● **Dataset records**
--- Start ---

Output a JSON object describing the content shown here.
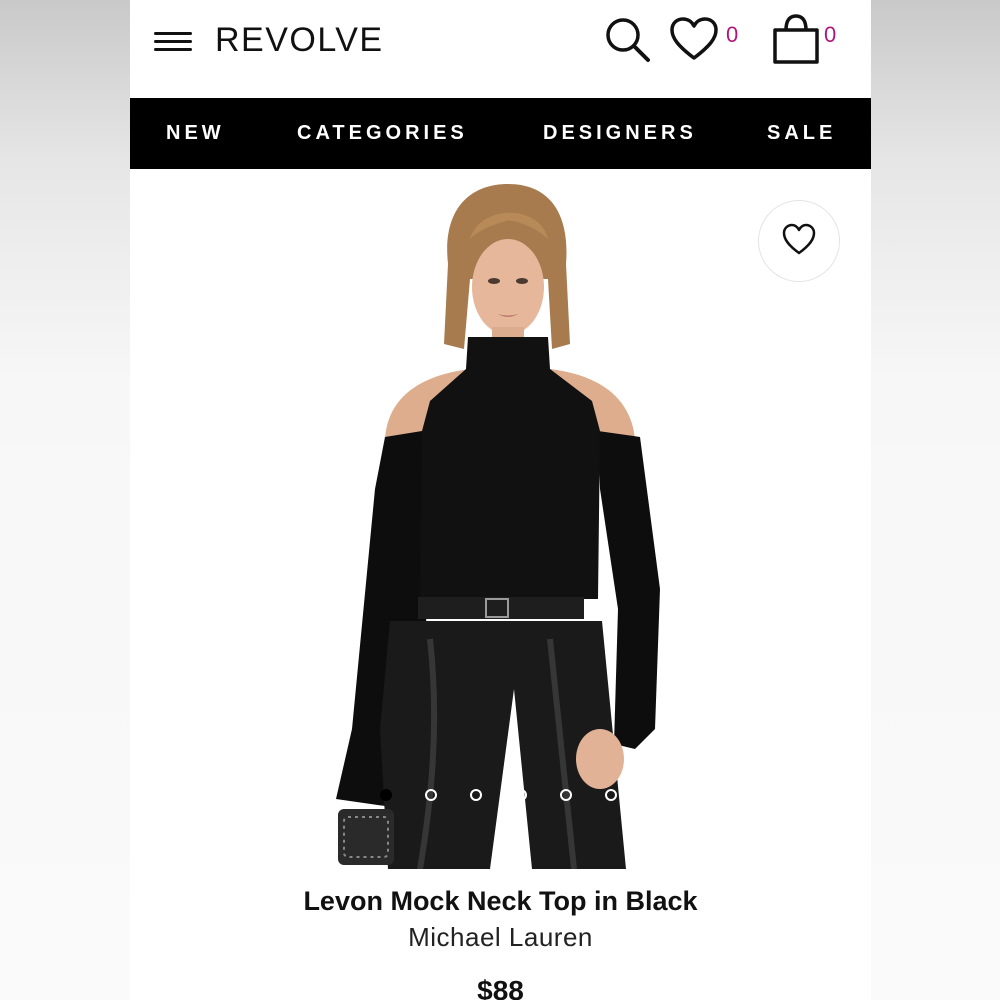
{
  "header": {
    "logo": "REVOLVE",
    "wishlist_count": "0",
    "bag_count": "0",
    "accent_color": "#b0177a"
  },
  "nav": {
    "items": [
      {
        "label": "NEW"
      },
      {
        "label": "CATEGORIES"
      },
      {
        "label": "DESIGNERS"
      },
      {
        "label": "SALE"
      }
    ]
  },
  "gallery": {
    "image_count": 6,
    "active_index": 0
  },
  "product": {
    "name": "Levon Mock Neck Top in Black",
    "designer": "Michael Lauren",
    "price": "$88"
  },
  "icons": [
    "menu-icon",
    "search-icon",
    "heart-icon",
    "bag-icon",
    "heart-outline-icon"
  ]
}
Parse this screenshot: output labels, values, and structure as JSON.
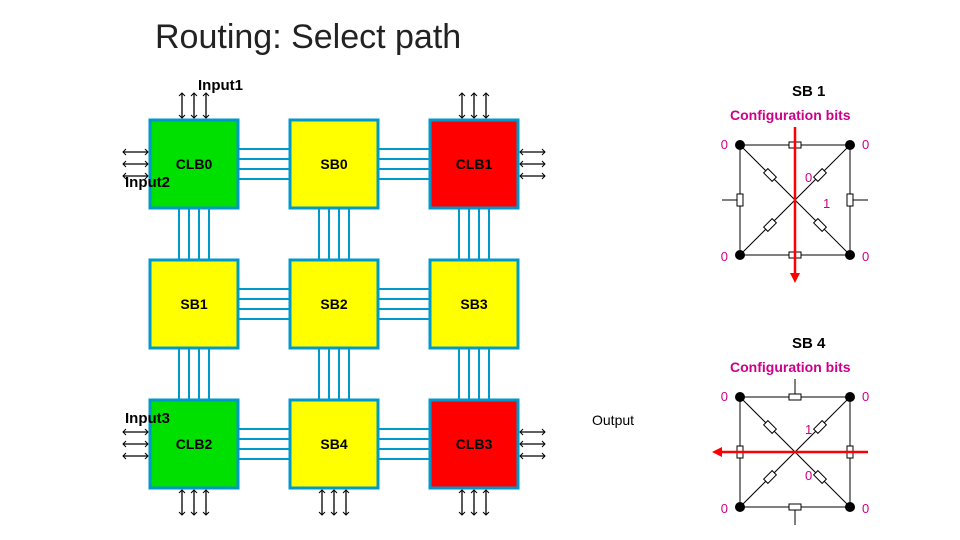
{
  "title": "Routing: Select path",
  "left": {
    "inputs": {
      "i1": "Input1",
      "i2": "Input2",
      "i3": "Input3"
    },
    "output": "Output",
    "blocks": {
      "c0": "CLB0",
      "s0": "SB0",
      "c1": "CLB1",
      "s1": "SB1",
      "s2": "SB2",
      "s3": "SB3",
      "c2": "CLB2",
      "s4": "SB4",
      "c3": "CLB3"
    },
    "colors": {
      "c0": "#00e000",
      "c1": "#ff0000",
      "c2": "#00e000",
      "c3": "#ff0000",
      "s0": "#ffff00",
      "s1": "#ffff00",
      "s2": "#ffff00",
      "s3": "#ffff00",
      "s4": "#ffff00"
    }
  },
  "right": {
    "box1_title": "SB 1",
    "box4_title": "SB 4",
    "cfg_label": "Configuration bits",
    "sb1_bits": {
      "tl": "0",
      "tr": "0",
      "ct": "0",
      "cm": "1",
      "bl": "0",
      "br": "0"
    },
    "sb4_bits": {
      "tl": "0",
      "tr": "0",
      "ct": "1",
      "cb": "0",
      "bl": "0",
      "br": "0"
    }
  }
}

--- End ---

In the records above, how many lines contain the string "JSON"? State that number only.

● **Reply to the exercise**
2